++++ Supplied information ++++
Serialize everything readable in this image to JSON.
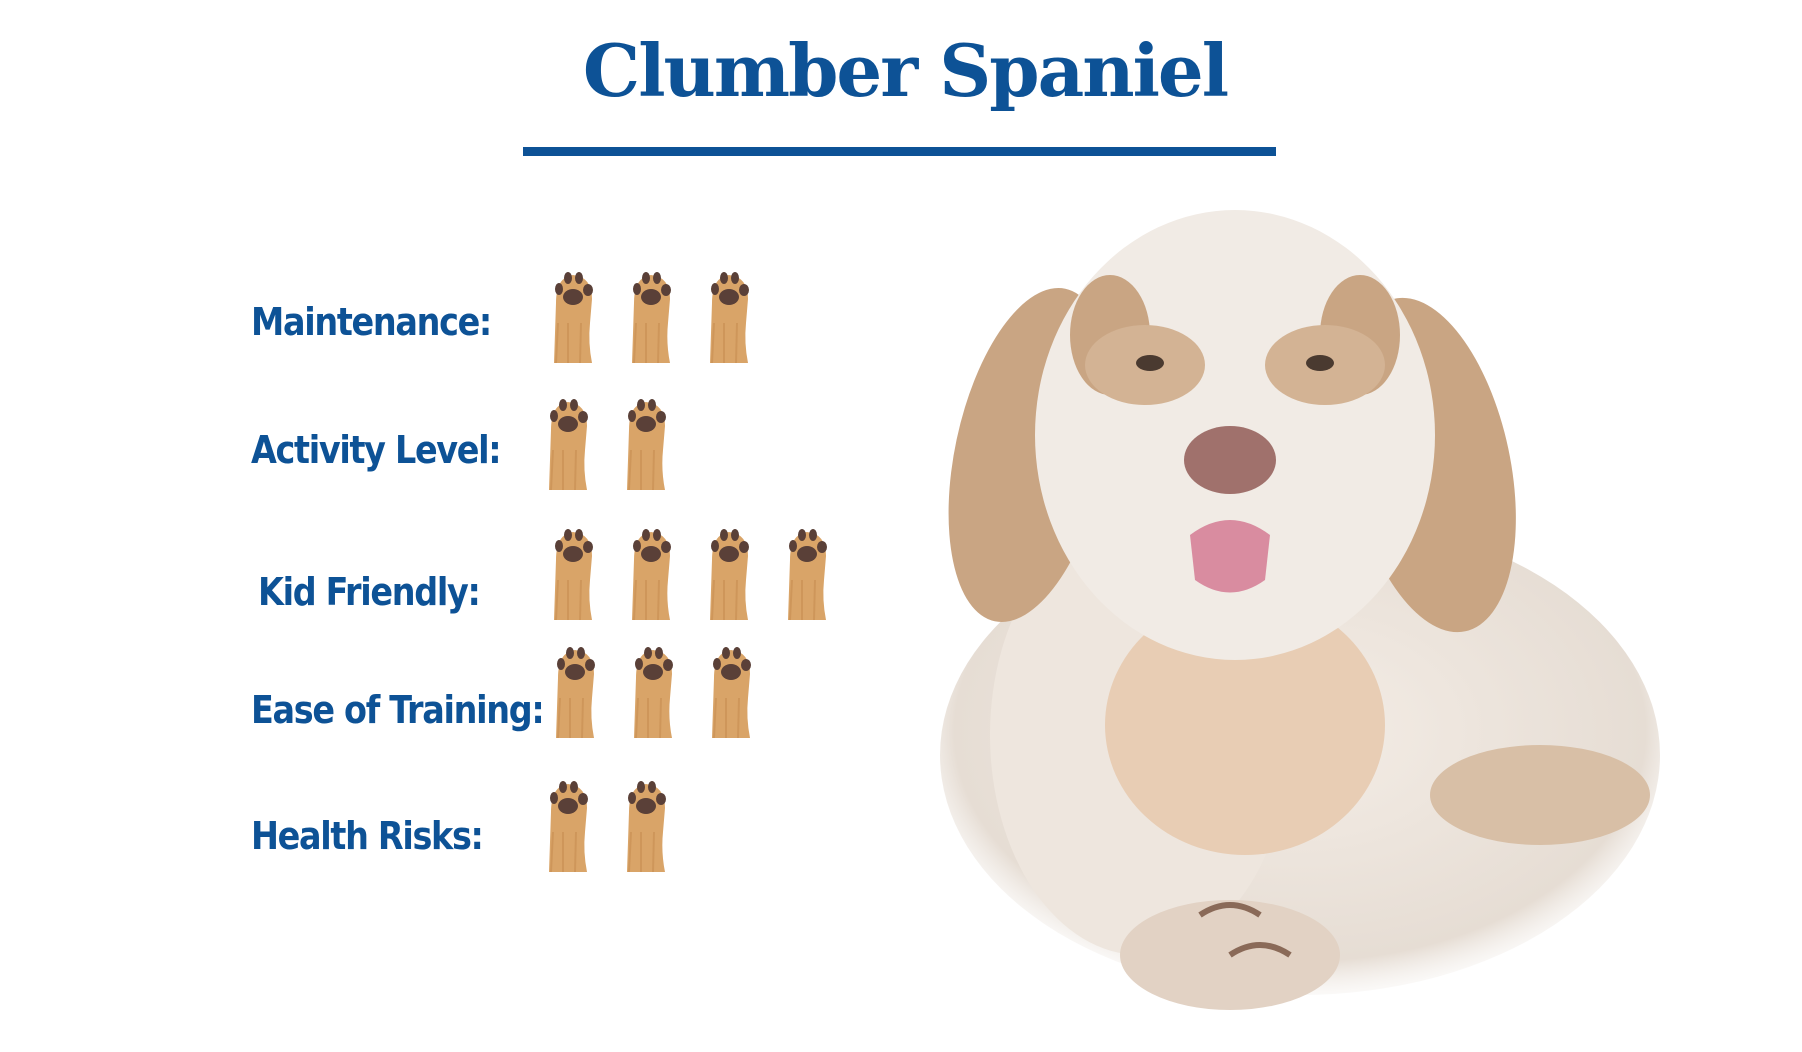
{
  "title": "Clumber Spaniel",
  "colors": {
    "title": "#0d5296",
    "label": "#0d5296",
    "paw_fur": "#d9a468",
    "paw_pad": "#5a4038"
  },
  "ratings": [
    {
      "label": "Maintenance:",
      "paws": 3
    },
    {
      "label": "Activity Level:",
      "paws": 2
    },
    {
      "label": "Kid Friendly:",
      "paws": 4
    },
    {
      "label": "Ease of Training:",
      "paws": 3
    },
    {
      "label": "Health Risks:",
      "paws": 2
    }
  ],
  "image": {
    "icon": "clumber-spaniel-photo"
  }
}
++++
*Given exercise*:
Check every line for "title" and show the ones that have it.

*Solved problem*:
  "title": "Clumber Spaniel",
    "title": "#0d5296",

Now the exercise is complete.